[Problem requirements]:
Of the lines in the records that follow, how many include the word "tools"? Answer with a bare number.
___ Exercise inputs
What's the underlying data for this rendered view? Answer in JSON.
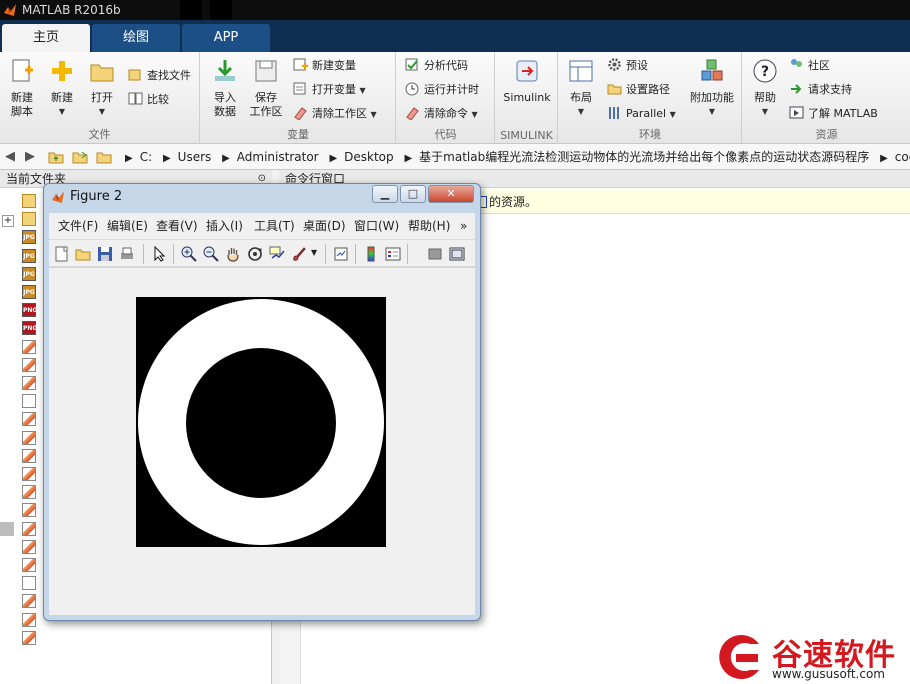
{
  "app": {
    "title": "MATLAB R2016b",
    "window_controls": [
      "minimize",
      "maximize",
      "close"
    ]
  },
  "tabs": [
    {
      "label": "主页",
      "active": true
    },
    {
      "label": "绘图",
      "active": false
    },
    {
      "label": "APP",
      "active": false
    }
  ],
  "ribbon": {
    "file": {
      "label": "文件",
      "new_script": [
        "新建",
        "脚本"
      ],
      "new": "新建",
      "open": "打开",
      "find_files": "查找文件",
      "compare": "比较"
    },
    "variable": {
      "label": "变量",
      "import": [
        "导入",
        "数据"
      ],
      "save": [
        "保存",
        "工作区"
      ],
      "new_var": "新建变量",
      "open_var": "打开变量",
      "clear_ws": "清除工作区"
    },
    "code": {
      "label": "代码",
      "analyze": "分析代码",
      "run_time": "运行并计时",
      "clear_cmd": "清除命令"
    },
    "simulink": {
      "label": "SIMULINK",
      "button": "Simulink"
    },
    "env": {
      "label": "环境",
      "layout": "布局",
      "prefs": "预设",
      "set_path": "设置路径",
      "parallel": "Parallel",
      "addons": "附加功能"
    },
    "resources": {
      "label": "资源",
      "help": "帮助",
      "community": "社区",
      "support": "请求支持",
      "learn": "了解 MATLAB"
    }
  },
  "address": {
    "crumbs": [
      "C:",
      "Users",
      "Administrator",
      "Desktop",
      "基于matlab编程光流法检测运动物体的光流场并给出每个像素点的运动状态源码程序",
      "code"
    ]
  },
  "current_folder": {
    "label": "当前文件夹"
  },
  "command_window": {
    "label": "命令行窗口",
    "note_text": "的资源。"
  },
  "figure": {
    "title": "Figure 2",
    "menu": [
      "文件(F)",
      "编辑(E)",
      "查看(V)",
      "插入(I)",
      "工具(T)",
      "桌面(D)",
      "窗口(W)",
      "帮助(H)"
    ],
    "menu_more": "»",
    "toolbar_icons": [
      "new-figure-icon",
      "open-file-icon",
      "save-icon",
      "print-icon",
      "pointer-icon",
      "zoom-in-icon",
      "zoom-out-icon",
      "pan-hand-icon",
      "rotate-3d-icon",
      "data-cursor-icon",
      "brush-icon",
      "link-plot-icon",
      "colorbar-icon",
      "legend-icon",
      "hide-plot-tools-icon",
      "show-plot-tools-icon"
    ]
  },
  "file_list": [
    {
      "type": "folder"
    },
    {
      "type": "folder"
    },
    {
      "type": "jpg",
      "badge": "JPG"
    },
    {
      "type": "jpg",
      "badge": "JPG"
    },
    {
      "type": "jpg",
      "badge": "JPG"
    },
    {
      "type": "jpg",
      "badge": "JPG"
    },
    {
      "type": "png",
      "badge": "PNG"
    },
    {
      "type": "png",
      "badge": "PNG"
    },
    {
      "type": "m"
    },
    {
      "type": "m"
    },
    {
      "type": "m"
    },
    {
      "type": "txt"
    },
    {
      "type": "m"
    },
    {
      "type": "m"
    },
    {
      "type": "m"
    },
    {
      "type": "m"
    },
    {
      "type": "m"
    },
    {
      "type": "m"
    },
    {
      "type": "m"
    },
    {
      "type": "m"
    },
    {
      "type": "m"
    },
    {
      "type": "txt"
    },
    {
      "type": "m"
    },
    {
      "type": "m"
    },
    {
      "type": "m"
    }
  ],
  "watermark": {
    "brand": "谷速软件",
    "url": "www.gususoft.com",
    "color": "#d4181f"
  }
}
______
[Exercise response]:
2